**Task instructions:**
Tally every line of the listing below that holds "document", then give the tally alone.

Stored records
----

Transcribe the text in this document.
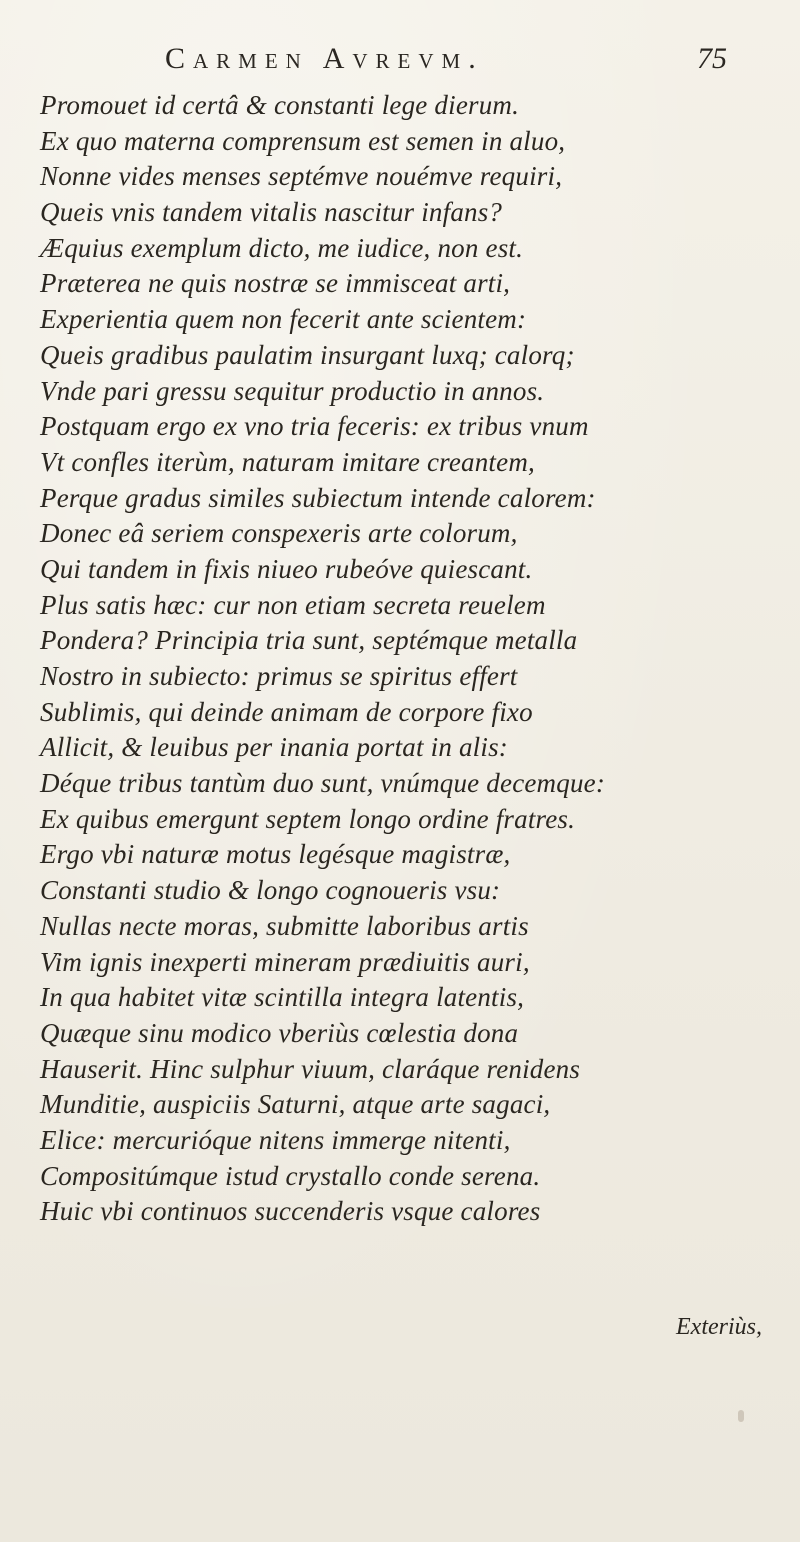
Carmen Avrevm.	75
Promouet id certâ & constanti lege dierum.
Ex quo materna comprensum est semen in aluo,
Nonne vides menses septémve nouémve requiri,
Queis vnis tandem vitalis nascitur infans?
Æquius exemplum dicto, me iudice, non est.
Præterea ne quis nostræ se immisceat arti,
Experientia quem non fecerit ante scientem:
Queis gradibus paulatim insurgant luxq; calorq;
Vnde pari gressu sequitur productio in annos.
Postquam ergo ex vno tria feceris: ex tribus vnum
Vt confles iterùm, naturam imitare creantem,
Perque gradus similes subiectum intende calorem:
Donec eâ seriem conspexeris arte colorum,
Qui tandem in fixis niueo rubeóve quiescant.
Plus satis hæc: cur non etiam secreta reuelem
Pondera? Principia tria sunt, septémque metalla
Nostro in subiecto: primus se spiritus effert
Sublimis, qui deinde animam de corpore fixo
Allicit, & leuibus per inania portat in alis:
Déque tribus tantùm duo sunt, vnúmque decemque:
Ex quibus emergunt septem longo ordine fratres.
Ergo vbi naturæ motus legésque magistræ,
Constanti studio & longo cognoueris vsu:
Nullas necte moras, submitte laboribus artis
Vim ignis inexperti mineram prædiuitis auri,
In qua habitet vitæ scintilla integra latentis,
Quæque sinu modico vberiùs cœlestia dona
Hauserit. Hinc sulphur viuum, claráque renidens
Munditie, auspiciis Saturni, atque arte sagaci,
Elice: mercurióque nitens immerge nitenti,
Compositúmque istud crystallo conde serena.
Huic vbi continuos succenderis vsque calores
Exteriùs,
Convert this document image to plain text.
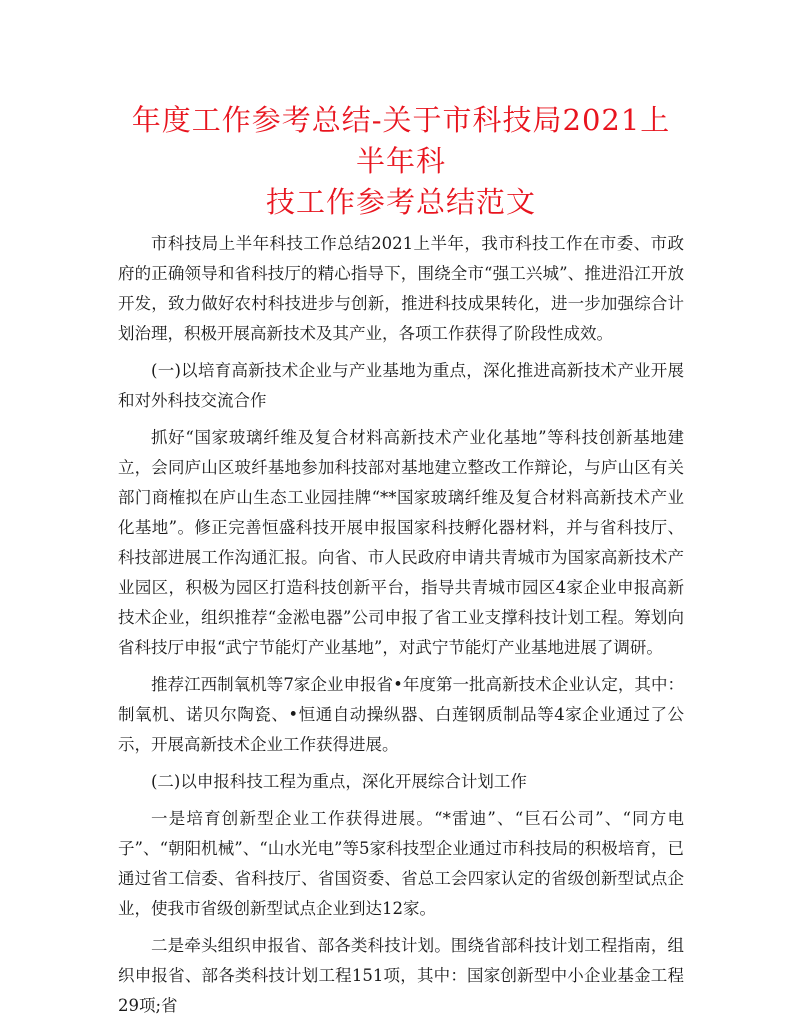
年度工作参考总结-关于市科技局2021上半年科
技工作参考总结范文

市科技局上半年科技工作总结2021上半年，我市科技工作在市委、市政府的正确领导和省科技厅的精心指导下，围绕全市“强工兴城”、推进沿江开放开发，致力做好农村科技进步与创新，推进科技成果转化，进一步加强综合计划治理，积极开展高新技术及其产业，各项工作获得了阶段性成效。

(一)以培育高新技术企业与产业基地为重点，深化推进高新技术产业开展和对外科技交流合作

抓好“国家玻璃纤维及复合材料高新技术产业化基地”等科技创新基地建立，会同庐山区玻纤基地参加科技部对基地建立整改工作辩论，与庐山区有关部门商榷拟在庐山生态工业园挂牌“**国家玻璃纤维及复合材料高新技术产业化基地”。修正完善恒盛科技开展申报国家科技孵化器材料，并与省科技厅、科技部进展工作沟通汇报。向省、市人民政府申请共青城市为国家高新技术产业园区，积极为园区打造科技创新平台，指导共青城市园区4家企业申报高新技术企业，组织推荐“金淞电器”公司申报了省工业支撑科技计划工程。筹划向省科技厅申报“武宁节能灯产业基地”，对武宁节能灯产业基地进展了调研。

推荐江西制氧机等7家企业申报省•年度第一批高新技术企业认定，其中：制氧机、诺贝尔陶瓷、•恒通自动操纵器、白莲钢质制品等4家企业通过了公示，开展高新技术企业工作获得进展。

(二)以申报科技工程为重点，深化开展综合计划工作

一是培育创新型企业工作获得进展。“*雷迪”、“巨石公司”、“同方电子”、“朝阳机械”、“山水光电”等5家科技型企业通过市科技局的积极培育，已通过省工信委、省科技厅、省国资委、省总工会四家认定的省级创新型试点企业，使我市省级创新型试点企业到达12家。

二是牵头组织申报省、部各类科技计划。围绕省部科技计划工程指南，组织申报省、部各类科技计划工程151项，其中：国家创新型中小企业基金工程29项;省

----

**Output for this exercise:**
2